◆ What you should do:
Copy each line below that contains "xlabel".

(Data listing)
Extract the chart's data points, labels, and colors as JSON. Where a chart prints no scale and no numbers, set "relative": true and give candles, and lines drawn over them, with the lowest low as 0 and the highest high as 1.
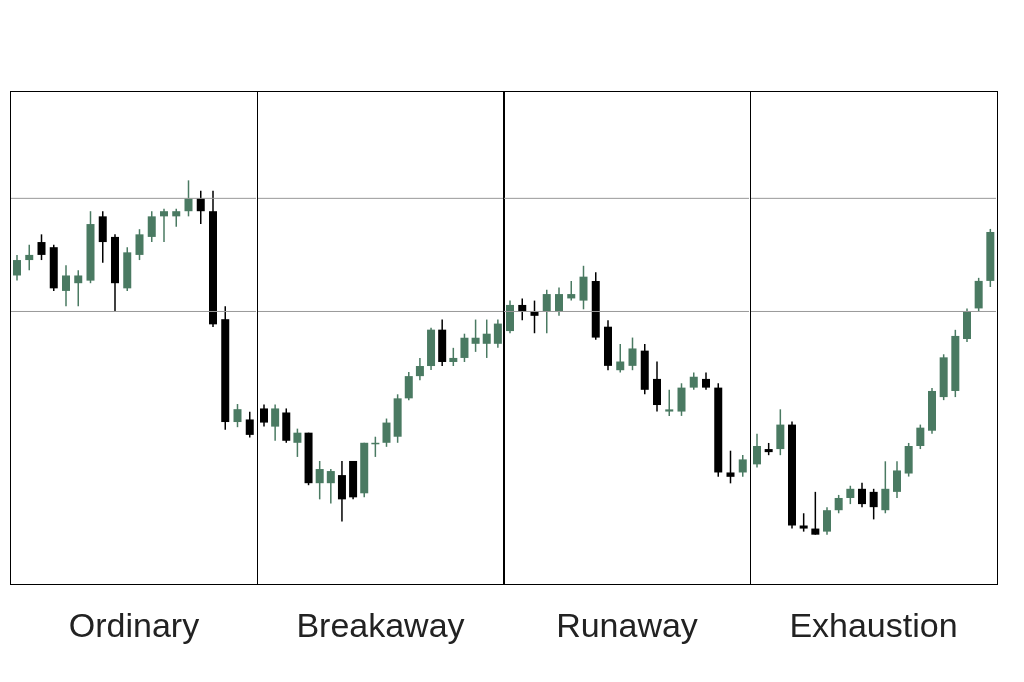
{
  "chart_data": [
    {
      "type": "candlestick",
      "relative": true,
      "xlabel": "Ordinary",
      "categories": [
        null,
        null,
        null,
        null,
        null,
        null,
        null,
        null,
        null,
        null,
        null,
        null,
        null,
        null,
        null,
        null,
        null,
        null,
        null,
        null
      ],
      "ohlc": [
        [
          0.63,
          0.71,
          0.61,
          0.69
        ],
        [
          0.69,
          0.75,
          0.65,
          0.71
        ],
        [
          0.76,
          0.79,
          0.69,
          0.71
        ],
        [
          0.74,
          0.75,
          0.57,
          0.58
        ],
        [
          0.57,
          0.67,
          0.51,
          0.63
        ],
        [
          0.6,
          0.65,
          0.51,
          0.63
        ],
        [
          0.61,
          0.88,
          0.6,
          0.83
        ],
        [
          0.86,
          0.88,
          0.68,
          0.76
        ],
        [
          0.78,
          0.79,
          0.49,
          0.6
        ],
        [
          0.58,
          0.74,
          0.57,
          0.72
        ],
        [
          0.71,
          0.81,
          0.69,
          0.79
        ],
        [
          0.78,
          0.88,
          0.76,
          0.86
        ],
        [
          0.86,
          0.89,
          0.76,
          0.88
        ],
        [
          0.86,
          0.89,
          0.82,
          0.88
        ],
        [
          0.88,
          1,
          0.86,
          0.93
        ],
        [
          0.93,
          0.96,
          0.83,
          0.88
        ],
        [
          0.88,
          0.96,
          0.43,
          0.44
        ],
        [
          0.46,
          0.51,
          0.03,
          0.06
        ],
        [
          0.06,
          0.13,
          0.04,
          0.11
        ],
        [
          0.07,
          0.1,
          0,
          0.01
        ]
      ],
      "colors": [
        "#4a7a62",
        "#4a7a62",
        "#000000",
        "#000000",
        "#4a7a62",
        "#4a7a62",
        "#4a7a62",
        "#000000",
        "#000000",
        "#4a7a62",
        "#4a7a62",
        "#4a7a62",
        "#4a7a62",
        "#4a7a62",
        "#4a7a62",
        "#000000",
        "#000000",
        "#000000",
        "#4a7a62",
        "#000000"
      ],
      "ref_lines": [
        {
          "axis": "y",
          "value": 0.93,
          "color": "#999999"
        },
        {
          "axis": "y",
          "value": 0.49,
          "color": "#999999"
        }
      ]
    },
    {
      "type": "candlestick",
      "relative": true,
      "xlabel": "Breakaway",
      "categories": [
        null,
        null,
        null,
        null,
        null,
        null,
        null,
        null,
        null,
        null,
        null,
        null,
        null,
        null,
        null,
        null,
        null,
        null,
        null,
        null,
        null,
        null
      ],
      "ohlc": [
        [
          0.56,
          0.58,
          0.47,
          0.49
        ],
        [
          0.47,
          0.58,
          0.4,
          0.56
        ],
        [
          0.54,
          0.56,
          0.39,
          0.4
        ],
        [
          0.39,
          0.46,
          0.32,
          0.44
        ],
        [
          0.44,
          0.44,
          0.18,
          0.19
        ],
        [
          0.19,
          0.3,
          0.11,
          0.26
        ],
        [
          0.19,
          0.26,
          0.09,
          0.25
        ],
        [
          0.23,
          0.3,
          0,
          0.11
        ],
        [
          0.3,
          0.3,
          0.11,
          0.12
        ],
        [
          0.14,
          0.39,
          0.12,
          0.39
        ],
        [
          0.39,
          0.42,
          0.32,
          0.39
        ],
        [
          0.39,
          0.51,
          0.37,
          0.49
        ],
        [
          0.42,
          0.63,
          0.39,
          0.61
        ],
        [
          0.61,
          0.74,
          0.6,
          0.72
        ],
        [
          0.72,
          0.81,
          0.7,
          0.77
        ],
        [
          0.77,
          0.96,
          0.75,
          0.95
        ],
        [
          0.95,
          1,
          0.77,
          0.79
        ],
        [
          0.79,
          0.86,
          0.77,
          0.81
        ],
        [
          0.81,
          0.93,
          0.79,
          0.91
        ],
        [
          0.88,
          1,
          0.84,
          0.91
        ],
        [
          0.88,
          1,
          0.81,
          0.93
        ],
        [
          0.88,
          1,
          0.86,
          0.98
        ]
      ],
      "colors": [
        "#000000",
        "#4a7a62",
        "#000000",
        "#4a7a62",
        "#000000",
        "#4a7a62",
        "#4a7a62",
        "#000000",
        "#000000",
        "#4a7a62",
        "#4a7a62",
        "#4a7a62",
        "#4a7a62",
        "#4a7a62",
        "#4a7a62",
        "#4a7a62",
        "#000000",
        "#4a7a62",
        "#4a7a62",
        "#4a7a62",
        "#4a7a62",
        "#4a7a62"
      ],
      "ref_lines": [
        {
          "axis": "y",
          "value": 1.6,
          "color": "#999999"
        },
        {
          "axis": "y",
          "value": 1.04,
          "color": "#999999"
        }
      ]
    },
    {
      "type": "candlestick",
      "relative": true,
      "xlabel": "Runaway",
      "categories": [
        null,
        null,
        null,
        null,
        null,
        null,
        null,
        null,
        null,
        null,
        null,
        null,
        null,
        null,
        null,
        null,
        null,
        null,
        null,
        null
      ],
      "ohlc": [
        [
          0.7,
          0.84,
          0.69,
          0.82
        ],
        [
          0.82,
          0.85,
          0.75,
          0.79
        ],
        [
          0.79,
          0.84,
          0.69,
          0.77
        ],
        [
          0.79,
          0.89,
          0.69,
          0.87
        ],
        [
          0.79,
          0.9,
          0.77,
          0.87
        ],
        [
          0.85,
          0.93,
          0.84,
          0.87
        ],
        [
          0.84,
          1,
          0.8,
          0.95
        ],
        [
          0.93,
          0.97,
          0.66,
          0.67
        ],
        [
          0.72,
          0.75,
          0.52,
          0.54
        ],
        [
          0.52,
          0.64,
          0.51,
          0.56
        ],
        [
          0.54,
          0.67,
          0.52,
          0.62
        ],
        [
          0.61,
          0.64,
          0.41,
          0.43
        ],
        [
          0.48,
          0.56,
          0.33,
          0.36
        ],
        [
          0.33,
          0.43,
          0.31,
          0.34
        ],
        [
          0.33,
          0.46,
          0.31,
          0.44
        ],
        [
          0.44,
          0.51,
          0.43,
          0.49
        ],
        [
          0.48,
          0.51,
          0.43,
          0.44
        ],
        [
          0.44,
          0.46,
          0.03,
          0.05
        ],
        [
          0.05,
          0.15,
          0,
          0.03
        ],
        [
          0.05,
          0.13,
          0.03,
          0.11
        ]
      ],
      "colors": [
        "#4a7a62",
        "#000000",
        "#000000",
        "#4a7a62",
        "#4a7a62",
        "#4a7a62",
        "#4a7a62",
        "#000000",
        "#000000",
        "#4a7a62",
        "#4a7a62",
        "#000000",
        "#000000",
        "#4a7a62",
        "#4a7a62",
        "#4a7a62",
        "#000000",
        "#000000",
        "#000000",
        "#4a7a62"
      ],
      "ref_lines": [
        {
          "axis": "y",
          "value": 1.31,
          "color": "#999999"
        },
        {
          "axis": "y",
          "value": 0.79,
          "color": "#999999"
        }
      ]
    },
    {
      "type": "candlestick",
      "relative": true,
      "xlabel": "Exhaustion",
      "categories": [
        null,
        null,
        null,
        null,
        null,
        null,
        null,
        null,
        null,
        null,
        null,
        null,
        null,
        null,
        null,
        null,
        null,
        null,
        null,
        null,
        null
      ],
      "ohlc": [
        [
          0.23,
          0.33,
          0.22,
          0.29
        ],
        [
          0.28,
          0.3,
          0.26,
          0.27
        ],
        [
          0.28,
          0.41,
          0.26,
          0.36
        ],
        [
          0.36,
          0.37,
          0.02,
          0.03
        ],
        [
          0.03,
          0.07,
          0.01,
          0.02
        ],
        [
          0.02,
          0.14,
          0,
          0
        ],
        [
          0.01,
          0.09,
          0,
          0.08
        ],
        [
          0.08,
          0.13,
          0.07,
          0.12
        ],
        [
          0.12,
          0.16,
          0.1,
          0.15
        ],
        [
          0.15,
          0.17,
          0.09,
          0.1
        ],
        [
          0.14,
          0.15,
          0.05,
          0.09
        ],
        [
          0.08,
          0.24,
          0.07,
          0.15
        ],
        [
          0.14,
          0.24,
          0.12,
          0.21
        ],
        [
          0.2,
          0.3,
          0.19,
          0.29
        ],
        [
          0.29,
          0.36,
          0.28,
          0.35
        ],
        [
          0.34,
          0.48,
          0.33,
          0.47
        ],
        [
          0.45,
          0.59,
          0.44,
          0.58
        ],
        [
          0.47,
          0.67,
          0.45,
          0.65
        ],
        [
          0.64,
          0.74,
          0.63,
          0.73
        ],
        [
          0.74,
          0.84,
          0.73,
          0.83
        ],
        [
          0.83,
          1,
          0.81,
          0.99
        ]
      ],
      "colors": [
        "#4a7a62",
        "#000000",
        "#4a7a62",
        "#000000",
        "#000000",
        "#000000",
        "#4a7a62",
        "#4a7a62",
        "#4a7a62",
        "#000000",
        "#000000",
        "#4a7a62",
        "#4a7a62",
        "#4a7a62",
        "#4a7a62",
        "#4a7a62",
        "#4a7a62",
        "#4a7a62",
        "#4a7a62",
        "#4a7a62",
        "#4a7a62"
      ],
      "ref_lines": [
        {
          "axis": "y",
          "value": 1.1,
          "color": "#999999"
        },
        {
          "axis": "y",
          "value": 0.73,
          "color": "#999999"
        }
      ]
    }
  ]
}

==

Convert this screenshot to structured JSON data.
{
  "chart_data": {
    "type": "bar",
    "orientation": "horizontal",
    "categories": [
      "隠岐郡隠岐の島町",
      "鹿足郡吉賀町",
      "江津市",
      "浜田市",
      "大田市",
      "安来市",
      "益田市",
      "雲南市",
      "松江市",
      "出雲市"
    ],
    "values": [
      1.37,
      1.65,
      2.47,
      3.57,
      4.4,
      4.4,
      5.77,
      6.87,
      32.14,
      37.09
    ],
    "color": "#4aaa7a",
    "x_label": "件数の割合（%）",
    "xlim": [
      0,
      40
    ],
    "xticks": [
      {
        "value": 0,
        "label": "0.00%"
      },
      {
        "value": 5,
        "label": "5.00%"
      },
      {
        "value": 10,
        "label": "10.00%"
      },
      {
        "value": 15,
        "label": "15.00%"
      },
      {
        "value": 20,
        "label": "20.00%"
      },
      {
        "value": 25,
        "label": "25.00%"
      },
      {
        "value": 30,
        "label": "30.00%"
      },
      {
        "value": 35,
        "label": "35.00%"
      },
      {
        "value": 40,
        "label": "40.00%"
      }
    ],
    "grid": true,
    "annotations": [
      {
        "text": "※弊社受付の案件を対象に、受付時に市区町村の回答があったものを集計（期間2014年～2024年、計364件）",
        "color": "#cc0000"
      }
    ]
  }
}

◆ Complete output:
      "xlabel": "Ordinary",
      "xlabel": "Breakaway",
      "xlabel": "Runaway",
      "xlabel": "Exhaustion",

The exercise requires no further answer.